Report all lines holding "akkor".

Stored data entries:
———

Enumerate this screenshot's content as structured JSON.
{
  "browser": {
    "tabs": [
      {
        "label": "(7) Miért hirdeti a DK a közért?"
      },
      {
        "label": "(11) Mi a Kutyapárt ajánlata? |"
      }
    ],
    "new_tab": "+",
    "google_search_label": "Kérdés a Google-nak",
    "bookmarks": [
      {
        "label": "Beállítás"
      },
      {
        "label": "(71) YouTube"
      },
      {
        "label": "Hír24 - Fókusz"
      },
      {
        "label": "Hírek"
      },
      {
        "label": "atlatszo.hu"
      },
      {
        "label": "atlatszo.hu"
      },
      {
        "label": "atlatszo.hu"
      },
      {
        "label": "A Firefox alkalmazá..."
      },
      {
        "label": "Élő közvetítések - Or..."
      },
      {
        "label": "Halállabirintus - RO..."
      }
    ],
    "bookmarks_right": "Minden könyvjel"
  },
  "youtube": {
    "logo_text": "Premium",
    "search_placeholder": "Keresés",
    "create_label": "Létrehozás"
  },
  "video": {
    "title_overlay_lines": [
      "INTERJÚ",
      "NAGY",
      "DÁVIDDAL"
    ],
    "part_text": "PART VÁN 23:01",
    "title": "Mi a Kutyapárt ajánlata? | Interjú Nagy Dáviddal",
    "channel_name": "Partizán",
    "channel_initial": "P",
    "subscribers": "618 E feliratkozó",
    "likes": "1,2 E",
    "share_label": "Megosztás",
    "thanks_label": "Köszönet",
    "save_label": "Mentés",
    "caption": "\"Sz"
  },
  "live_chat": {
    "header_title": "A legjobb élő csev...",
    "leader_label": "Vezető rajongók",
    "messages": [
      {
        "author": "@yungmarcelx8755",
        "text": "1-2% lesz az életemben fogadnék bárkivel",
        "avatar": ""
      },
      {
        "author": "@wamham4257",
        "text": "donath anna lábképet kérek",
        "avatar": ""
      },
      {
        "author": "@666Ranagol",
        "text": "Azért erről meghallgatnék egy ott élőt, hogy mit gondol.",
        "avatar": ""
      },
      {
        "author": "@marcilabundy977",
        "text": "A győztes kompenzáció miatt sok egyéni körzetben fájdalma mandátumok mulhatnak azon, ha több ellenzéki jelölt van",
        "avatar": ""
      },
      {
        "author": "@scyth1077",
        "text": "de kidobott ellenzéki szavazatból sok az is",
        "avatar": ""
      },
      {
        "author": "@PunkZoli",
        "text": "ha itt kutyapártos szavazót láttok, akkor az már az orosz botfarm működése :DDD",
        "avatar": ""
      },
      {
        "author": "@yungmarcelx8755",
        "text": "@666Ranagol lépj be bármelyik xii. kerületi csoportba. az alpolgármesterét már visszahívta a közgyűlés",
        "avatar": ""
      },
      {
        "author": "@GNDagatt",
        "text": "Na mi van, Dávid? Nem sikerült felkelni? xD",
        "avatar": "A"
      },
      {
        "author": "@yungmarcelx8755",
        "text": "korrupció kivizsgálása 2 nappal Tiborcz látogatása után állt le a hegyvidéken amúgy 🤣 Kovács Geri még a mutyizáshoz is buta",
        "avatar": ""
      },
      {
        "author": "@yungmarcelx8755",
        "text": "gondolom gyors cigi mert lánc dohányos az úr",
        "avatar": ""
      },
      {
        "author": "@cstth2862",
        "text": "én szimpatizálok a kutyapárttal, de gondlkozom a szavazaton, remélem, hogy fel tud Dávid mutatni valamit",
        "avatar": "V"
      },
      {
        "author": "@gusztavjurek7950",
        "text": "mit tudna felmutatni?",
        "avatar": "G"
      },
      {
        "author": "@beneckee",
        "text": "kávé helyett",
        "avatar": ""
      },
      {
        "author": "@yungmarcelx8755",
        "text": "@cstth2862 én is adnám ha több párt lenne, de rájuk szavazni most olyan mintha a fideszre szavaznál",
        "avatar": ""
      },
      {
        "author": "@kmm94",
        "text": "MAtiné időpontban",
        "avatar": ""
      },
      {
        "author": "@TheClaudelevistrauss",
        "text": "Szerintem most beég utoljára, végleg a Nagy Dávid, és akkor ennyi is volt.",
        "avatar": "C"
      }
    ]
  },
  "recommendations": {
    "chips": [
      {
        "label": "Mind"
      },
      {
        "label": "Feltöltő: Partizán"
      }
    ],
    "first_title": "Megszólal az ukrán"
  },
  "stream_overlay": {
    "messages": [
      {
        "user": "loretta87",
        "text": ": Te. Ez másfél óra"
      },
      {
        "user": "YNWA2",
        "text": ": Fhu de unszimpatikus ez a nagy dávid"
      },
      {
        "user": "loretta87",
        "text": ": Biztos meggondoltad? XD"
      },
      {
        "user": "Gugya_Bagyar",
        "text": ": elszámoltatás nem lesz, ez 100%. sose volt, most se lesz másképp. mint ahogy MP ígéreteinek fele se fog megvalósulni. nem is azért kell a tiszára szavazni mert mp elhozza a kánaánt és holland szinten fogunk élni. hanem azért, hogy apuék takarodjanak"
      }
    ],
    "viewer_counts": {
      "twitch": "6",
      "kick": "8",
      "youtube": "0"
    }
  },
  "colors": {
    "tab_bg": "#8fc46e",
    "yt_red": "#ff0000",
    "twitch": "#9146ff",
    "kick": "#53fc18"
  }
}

———

_THE SOLUTION_:
        "text": "ha itt kutyapártos szavazót láttok, akkor az már az orosz botfarm működése :DDD",
        "text": "Szerintem most beég utoljára, végleg a Nagy Dávid, és akkor ennyi is volt.",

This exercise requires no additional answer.